* **WORK TO COMPLETE**
Find the line containing "Read all visible content and emit it as JSON." in the listing below; reproduce it and every line after, exactly. Skip pictures.
BEGIN ROWS
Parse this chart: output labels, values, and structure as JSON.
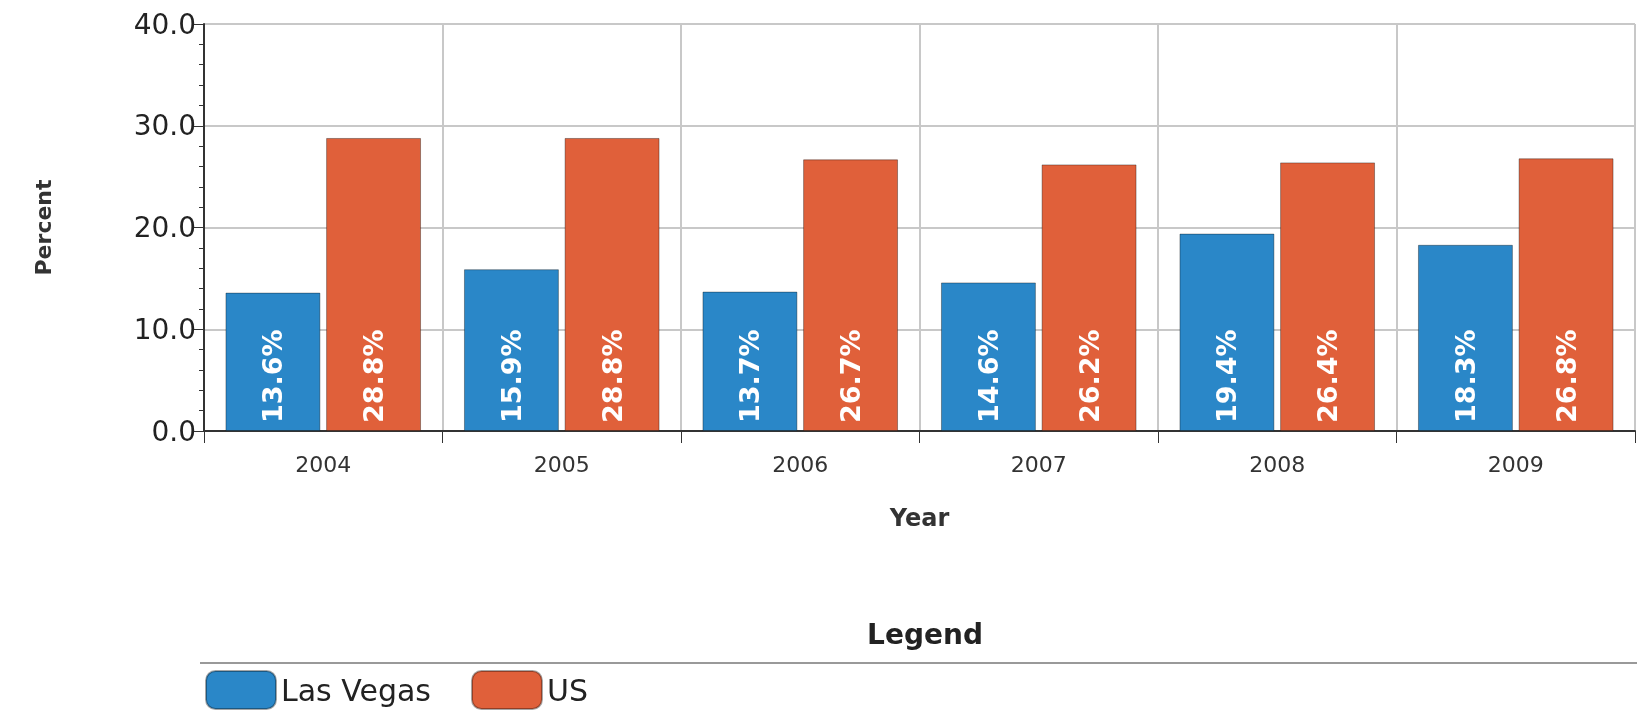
{
  "chart_data": {
    "type": "bar",
    "xlabel": "Year",
    "ylabel": "Percent",
    "legend_title": "Legend",
    "categories": [
      "2004",
      "2005",
      "2006",
      "2007",
      "2008",
      "2009"
    ],
    "series": [
      {
        "name": "Las Vegas",
        "color": "#2a87c8",
        "values": [
          13.6,
          15.9,
          13.7,
          14.6,
          19.4,
          18.3
        ],
        "value_labels": [
          "13.6%",
          "15.9%",
          "13.7%",
          "14.6%",
          "19.4%",
          "18.3%"
        ]
      },
      {
        "name": "US",
        "color": "#e0603a",
        "values": [
          28.8,
          28.8,
          26.7,
          26.2,
          26.4,
          26.8
        ],
        "value_labels": [
          "28.8%",
          "28.8%",
          "26.7%",
          "26.2%",
          "26.4%",
          "26.8%"
        ]
      }
    ],
    "ylim": [
      0,
      40
    ],
    "yticks": [
      {
        "value": 0,
        "label": "0.0"
      },
      {
        "value": 10,
        "label": "10.0"
      },
      {
        "value": 20,
        "label": "20.0"
      },
      {
        "value": 30,
        "label": "30.0"
      },
      {
        "value": 40,
        "label": "40.0"
      }
    ],
    "grid": true,
    "legend": "bottom"
  }
}
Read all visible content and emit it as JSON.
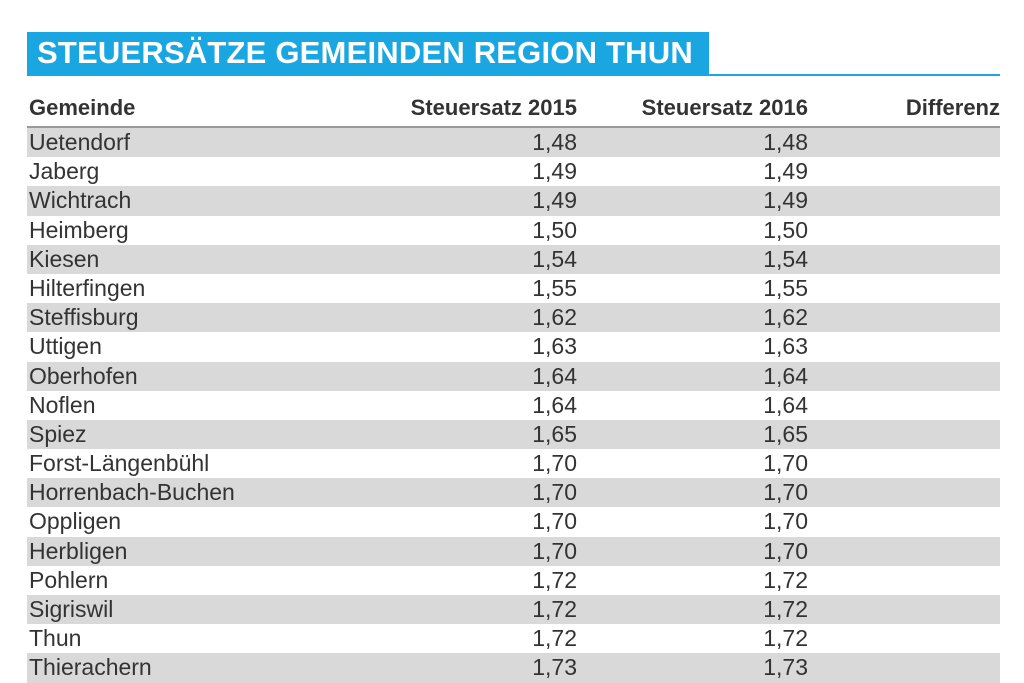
{
  "title": "STEUERSÄTZE GEMEINDEN REGION THUN",
  "columns": [
    "Gemeinde",
    "Steuersatz 2015",
    "Steuersatz 2016",
    "Differenz"
  ],
  "colors": {
    "accent": "#1aa7e1",
    "row_shade": "#d9d9d9",
    "text": "#333333"
  },
  "chart_data": {
    "type": "table",
    "title": "STEUERSÄTZE GEMEINDEN REGION THUN",
    "columns": [
      "Gemeinde",
      "Steuersatz 2015",
      "Steuersatz 2016",
      "Differenz"
    ],
    "rows": [
      [
        "Uetendorf",
        "1,48",
        "1,48",
        ""
      ],
      [
        "Jaberg",
        "1,49",
        "1,49",
        ""
      ],
      [
        "Wichtrach",
        "1,49",
        "1,49",
        ""
      ],
      [
        "Heimberg",
        "1,50",
        "1,50",
        ""
      ],
      [
        "Kiesen",
        "1,54",
        "1,54",
        ""
      ],
      [
        "Hilterfingen",
        "1,55",
        "1,55",
        ""
      ],
      [
        "Steffisburg",
        "1,62",
        "1,62",
        ""
      ],
      [
        "Uttigen",
        "1,63",
        "1,63",
        ""
      ],
      [
        "Oberhofen",
        "1,64",
        "1,64",
        ""
      ],
      [
        "Noflen",
        "1,64",
        "1,64",
        ""
      ],
      [
        "Spiez",
        "1,65",
        "1,65",
        ""
      ],
      [
        "Forst-Längenbühl",
        "1,70",
        "1,70",
        ""
      ],
      [
        "Horrenbach-Buchen",
        "1,70",
        "1,70",
        ""
      ],
      [
        "Oppligen",
        "1,70",
        "1,70",
        ""
      ],
      [
        "Herbligen",
        "1,70",
        "1,70",
        ""
      ],
      [
        "Pohlern",
        "1,72",
        "1,72",
        ""
      ],
      [
        "Sigriswil",
        "1,72",
        "1,72",
        ""
      ],
      [
        "Thun",
        "1,72",
        "1,72",
        ""
      ],
      [
        "Thierachern",
        "1,73",
        "1,73",
        ""
      ]
    ]
  }
}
END ROWS
* **EXERCISE SOLUTION**
Read all visible content and emit it as JSON.
{
  "title": "STEUERSÄTZE GEMEINDEN REGION THUN",
  "columns": [
    "Gemeinde",
    "Steuersatz 2015",
    "Steuersatz 2016",
    "Differenz"
  ],
  "colors": {
    "accent": "#1aa7e1",
    "row_shade": "#d9d9d9",
    "text": "#333333"
  },
  "chart_data": {
    "type": "table",
    "title": "STEUERSÄTZE GEMEINDEN REGION THUN",
    "columns": [
      "Gemeinde",
      "Steuersatz 2015",
      "Steuersatz 2016",
      "Differenz"
    ],
    "rows": [
      [
        "Uetendorf",
        "1,48",
        "1,48",
        ""
      ],
      [
        "Jaberg",
        "1,49",
        "1,49",
        ""
      ],
      [
        "Wichtrach",
        "1,49",
        "1,49",
        ""
      ],
      [
        "Heimberg",
        "1,50",
        "1,50",
        ""
      ],
      [
        "Kiesen",
        "1,54",
        "1,54",
        ""
      ],
      [
        "Hilterfingen",
        "1,55",
        "1,55",
        ""
      ],
      [
        "Steffisburg",
        "1,62",
        "1,62",
        ""
      ],
      [
        "Uttigen",
        "1,63",
        "1,63",
        ""
      ],
      [
        "Oberhofen",
        "1,64",
        "1,64",
        ""
      ],
      [
        "Noflen",
        "1,64",
        "1,64",
        ""
      ],
      [
        "Spiez",
        "1,65",
        "1,65",
        ""
      ],
      [
        "Forst-Längenbühl",
        "1,70",
        "1,70",
        ""
      ],
      [
        "Horrenbach-Buchen",
        "1,70",
        "1,70",
        ""
      ],
      [
        "Oppligen",
        "1,70",
        "1,70",
        ""
      ],
      [
        "Herbligen",
        "1,70",
        "1,70",
        ""
      ],
      [
        "Pohlern",
        "1,72",
        "1,72",
        ""
      ],
      [
        "Sigriswil",
        "1,72",
        "1,72",
        ""
      ],
      [
        "Thun",
        "1,72",
        "1,72",
        ""
      ],
      [
        "Thierachern",
        "1,73",
        "1,73",
        ""
      ]
    ]
  }
}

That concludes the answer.